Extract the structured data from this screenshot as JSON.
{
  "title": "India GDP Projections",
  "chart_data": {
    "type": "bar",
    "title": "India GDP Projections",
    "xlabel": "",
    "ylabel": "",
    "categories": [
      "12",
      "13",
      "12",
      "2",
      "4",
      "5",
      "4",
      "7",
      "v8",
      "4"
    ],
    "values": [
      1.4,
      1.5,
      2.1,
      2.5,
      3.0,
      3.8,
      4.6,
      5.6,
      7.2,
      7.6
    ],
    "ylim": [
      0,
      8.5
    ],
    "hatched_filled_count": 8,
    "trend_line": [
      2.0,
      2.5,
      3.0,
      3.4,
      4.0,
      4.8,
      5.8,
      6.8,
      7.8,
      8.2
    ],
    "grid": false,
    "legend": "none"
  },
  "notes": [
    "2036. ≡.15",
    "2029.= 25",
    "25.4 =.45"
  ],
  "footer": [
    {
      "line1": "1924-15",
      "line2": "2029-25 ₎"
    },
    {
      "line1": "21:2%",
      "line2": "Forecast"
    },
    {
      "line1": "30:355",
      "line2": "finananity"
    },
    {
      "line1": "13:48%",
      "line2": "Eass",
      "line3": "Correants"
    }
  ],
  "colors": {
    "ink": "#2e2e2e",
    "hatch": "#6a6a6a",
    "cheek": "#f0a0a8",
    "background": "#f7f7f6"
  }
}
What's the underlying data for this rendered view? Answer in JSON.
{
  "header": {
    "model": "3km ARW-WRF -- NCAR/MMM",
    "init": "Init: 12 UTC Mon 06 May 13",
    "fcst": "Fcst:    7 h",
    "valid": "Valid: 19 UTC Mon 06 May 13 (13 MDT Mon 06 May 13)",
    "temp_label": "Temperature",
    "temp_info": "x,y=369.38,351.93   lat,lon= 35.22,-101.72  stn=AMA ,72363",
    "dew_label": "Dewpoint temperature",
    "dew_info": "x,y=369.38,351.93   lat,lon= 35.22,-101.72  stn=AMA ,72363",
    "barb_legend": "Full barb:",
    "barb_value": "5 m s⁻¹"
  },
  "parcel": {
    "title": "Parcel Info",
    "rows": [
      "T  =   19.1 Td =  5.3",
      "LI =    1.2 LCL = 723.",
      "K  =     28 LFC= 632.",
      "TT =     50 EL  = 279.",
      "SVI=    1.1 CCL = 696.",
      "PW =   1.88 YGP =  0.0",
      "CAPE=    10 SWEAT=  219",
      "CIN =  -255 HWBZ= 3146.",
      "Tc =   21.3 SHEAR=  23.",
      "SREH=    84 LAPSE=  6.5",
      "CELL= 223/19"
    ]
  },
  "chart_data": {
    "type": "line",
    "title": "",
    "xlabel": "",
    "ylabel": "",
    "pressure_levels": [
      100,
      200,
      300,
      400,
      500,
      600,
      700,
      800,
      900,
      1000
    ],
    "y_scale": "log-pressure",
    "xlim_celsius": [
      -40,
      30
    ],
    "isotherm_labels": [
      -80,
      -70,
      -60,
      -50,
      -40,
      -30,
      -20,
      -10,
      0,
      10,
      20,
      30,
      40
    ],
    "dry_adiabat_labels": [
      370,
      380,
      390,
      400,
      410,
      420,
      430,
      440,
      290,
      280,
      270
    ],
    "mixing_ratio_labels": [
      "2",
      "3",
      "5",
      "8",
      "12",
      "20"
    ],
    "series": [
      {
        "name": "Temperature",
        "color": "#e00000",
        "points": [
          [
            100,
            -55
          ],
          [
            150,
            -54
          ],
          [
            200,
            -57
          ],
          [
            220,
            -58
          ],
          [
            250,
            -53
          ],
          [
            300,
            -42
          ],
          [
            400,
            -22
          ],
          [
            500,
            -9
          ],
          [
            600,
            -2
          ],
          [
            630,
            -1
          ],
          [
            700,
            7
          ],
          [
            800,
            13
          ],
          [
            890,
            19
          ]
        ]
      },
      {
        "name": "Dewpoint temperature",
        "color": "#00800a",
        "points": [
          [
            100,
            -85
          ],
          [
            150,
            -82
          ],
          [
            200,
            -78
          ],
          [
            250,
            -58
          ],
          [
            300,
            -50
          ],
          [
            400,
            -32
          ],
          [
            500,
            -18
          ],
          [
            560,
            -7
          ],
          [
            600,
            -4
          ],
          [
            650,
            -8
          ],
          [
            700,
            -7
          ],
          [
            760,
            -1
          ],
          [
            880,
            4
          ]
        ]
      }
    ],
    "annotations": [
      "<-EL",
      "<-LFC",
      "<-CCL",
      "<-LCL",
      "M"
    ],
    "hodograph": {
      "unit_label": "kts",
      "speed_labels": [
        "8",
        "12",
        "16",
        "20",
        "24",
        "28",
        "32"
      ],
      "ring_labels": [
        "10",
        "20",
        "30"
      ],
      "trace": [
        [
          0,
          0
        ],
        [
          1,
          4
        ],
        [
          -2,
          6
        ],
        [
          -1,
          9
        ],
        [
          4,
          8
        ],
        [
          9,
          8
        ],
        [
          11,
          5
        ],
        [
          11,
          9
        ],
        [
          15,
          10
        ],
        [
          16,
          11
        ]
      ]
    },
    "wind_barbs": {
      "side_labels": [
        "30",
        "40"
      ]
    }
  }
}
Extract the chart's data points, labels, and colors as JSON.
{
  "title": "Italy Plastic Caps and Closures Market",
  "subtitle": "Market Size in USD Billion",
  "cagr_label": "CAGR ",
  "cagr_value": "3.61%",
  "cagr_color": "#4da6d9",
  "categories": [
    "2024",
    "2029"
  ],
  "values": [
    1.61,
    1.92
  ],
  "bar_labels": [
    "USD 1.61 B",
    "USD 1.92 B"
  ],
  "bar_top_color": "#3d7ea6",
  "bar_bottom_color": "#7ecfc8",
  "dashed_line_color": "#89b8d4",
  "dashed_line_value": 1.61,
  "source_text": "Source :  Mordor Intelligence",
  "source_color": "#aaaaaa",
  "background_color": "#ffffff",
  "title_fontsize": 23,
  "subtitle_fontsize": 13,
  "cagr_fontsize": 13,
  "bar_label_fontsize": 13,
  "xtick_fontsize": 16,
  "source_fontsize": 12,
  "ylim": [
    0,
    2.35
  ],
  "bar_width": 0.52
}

***

Look through the entries above and count each line holding "JSON"; report the count alone.

3